RECORDS FOR THE TASK ::
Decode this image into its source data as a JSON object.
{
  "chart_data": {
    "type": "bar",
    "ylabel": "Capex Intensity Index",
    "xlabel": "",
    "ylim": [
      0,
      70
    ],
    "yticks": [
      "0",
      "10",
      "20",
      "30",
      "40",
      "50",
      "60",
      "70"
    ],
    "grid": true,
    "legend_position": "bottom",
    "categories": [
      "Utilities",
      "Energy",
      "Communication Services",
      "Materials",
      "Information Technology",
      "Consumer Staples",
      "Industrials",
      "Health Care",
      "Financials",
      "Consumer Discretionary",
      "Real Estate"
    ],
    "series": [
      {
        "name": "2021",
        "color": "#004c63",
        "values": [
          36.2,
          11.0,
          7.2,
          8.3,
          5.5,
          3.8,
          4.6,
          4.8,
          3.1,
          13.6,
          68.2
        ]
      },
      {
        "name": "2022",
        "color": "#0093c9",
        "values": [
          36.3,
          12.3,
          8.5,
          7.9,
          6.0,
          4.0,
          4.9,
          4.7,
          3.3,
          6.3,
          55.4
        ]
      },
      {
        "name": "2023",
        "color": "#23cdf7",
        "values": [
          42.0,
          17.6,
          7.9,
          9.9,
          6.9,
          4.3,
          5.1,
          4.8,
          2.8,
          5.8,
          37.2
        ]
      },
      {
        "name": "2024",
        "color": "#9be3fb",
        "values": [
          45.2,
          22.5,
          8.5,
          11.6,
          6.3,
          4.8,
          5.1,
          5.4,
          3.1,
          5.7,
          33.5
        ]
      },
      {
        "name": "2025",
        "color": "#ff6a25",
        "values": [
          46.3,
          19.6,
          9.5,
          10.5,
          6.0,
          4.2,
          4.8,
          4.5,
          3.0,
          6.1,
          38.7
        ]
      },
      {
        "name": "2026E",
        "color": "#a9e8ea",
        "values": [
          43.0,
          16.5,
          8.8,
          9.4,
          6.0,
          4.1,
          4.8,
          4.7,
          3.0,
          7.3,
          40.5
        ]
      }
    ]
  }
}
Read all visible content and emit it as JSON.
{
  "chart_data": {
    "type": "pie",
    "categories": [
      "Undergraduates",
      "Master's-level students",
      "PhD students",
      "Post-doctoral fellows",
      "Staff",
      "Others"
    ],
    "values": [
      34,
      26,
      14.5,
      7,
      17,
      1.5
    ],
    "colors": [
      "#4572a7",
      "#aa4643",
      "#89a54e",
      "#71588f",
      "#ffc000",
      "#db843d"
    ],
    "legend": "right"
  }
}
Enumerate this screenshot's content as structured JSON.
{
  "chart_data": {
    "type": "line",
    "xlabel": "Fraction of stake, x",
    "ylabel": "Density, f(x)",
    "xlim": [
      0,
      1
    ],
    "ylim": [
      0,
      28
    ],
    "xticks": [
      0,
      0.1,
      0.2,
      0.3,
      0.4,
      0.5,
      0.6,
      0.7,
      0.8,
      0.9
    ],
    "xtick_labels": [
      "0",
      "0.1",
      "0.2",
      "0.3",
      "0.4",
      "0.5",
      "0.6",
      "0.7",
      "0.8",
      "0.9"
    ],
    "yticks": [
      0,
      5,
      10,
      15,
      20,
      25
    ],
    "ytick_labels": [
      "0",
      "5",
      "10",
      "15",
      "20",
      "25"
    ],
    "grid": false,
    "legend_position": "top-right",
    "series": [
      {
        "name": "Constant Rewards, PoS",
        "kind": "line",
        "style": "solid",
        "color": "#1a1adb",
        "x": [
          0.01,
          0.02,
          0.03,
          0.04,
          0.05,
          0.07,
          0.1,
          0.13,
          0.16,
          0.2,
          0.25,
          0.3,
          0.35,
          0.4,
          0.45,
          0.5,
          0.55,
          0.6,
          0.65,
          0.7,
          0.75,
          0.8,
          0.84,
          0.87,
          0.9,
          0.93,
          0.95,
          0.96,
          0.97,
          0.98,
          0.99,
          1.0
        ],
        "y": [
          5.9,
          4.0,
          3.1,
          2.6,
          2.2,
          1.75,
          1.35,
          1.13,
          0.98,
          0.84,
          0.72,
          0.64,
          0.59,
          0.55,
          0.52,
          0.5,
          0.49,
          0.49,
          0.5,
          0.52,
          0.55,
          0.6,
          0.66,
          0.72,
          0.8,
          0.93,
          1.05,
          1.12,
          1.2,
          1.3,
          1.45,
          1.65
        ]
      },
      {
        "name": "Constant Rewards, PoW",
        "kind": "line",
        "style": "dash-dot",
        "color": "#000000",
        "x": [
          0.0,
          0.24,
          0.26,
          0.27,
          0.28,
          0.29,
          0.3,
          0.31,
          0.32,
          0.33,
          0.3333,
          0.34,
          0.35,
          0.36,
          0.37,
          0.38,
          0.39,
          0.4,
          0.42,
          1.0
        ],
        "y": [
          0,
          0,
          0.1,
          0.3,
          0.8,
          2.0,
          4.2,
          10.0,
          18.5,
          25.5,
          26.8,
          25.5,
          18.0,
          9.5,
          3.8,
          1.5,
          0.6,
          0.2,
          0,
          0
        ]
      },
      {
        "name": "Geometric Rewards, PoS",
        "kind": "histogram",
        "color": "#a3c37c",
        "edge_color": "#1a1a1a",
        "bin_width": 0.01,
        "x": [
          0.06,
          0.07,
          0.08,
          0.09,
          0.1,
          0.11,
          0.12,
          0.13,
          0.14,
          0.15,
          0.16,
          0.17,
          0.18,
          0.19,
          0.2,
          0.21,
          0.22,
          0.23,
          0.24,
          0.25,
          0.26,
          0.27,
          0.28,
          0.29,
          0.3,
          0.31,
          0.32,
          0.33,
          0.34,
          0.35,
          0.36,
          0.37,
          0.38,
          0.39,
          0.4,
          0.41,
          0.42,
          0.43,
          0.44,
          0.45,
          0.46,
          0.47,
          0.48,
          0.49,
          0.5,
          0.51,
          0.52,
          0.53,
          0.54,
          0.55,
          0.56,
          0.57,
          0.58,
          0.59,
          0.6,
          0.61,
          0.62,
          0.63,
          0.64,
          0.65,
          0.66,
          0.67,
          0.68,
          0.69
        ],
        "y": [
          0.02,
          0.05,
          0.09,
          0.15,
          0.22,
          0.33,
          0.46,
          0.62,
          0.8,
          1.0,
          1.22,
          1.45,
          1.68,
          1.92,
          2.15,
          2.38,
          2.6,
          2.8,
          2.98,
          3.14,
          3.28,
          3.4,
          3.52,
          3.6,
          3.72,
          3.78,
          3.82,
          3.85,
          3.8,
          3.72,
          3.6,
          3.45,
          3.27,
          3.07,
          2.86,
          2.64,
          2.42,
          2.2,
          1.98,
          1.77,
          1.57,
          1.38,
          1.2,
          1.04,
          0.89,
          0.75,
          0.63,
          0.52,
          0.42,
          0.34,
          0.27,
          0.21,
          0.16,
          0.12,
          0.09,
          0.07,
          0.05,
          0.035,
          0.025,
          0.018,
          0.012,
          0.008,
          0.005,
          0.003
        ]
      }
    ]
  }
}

WRITTEN TASK :: Say, as a number only, how many lines of the data contain "right".

COMPLETED TASK :: 2